_REQUEST_. What number of lines in the material contain the word "Area"? Give that number alone.

(Stored data entries)
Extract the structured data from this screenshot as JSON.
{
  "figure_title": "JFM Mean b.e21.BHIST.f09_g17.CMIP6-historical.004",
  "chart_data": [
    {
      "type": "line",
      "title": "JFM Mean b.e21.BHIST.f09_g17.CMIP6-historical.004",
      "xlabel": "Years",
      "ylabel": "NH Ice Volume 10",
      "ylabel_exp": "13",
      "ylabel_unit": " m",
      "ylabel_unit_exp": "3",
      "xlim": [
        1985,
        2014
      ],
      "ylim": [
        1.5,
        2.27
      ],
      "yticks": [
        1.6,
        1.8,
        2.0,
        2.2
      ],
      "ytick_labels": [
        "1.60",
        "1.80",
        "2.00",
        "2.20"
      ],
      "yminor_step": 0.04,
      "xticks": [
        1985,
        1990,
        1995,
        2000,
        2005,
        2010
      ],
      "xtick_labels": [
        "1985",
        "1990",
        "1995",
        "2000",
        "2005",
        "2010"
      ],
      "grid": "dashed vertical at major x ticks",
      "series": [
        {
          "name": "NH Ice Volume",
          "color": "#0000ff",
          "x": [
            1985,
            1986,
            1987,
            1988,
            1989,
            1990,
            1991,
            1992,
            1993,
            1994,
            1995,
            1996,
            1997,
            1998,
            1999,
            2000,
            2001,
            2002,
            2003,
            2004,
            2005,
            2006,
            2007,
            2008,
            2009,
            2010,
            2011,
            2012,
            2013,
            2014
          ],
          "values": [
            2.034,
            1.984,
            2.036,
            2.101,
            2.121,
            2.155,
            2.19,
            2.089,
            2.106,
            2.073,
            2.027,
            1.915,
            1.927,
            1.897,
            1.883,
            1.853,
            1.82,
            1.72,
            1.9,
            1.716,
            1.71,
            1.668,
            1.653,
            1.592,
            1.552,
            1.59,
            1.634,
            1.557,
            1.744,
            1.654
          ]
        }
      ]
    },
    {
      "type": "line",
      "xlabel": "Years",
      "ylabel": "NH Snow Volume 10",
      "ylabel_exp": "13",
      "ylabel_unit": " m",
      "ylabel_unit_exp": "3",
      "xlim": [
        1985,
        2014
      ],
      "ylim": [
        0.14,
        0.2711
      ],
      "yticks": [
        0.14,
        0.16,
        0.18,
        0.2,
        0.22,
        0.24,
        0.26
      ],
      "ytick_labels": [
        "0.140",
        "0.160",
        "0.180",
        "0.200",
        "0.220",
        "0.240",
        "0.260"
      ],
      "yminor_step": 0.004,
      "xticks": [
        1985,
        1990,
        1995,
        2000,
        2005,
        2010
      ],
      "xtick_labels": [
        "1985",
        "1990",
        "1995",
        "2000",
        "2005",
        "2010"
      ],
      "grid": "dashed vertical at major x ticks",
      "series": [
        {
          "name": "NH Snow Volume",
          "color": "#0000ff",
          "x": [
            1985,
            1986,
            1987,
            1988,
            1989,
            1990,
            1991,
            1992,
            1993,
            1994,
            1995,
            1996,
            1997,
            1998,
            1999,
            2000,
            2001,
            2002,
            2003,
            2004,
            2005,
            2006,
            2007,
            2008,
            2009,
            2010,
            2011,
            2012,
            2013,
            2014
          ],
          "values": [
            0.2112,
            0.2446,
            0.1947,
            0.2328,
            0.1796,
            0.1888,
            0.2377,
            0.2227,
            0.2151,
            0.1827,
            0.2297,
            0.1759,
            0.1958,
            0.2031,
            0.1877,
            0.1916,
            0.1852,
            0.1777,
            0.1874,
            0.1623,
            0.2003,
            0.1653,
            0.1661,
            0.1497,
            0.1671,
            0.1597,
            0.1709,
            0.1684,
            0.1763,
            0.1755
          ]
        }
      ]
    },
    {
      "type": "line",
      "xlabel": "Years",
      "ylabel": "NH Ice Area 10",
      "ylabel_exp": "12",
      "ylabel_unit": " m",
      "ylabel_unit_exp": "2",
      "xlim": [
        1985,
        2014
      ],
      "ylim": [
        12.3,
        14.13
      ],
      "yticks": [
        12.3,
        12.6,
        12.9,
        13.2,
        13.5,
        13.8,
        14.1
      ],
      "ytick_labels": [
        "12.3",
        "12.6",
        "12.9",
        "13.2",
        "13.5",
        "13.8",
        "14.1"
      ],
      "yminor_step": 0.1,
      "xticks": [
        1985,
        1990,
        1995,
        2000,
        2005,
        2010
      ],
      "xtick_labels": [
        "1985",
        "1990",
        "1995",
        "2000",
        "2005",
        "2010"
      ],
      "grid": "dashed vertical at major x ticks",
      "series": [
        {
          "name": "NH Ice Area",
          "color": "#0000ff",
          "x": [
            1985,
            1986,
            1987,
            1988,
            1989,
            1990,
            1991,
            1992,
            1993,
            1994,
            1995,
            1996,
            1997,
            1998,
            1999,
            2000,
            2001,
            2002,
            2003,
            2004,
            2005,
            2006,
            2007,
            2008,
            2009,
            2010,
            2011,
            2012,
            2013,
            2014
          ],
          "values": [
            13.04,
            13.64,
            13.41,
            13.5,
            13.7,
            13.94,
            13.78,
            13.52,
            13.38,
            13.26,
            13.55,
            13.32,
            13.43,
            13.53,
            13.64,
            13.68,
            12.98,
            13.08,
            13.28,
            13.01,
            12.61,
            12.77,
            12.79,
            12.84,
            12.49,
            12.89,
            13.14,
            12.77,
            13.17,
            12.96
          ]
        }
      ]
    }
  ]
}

_TASK RESPONSE_. 2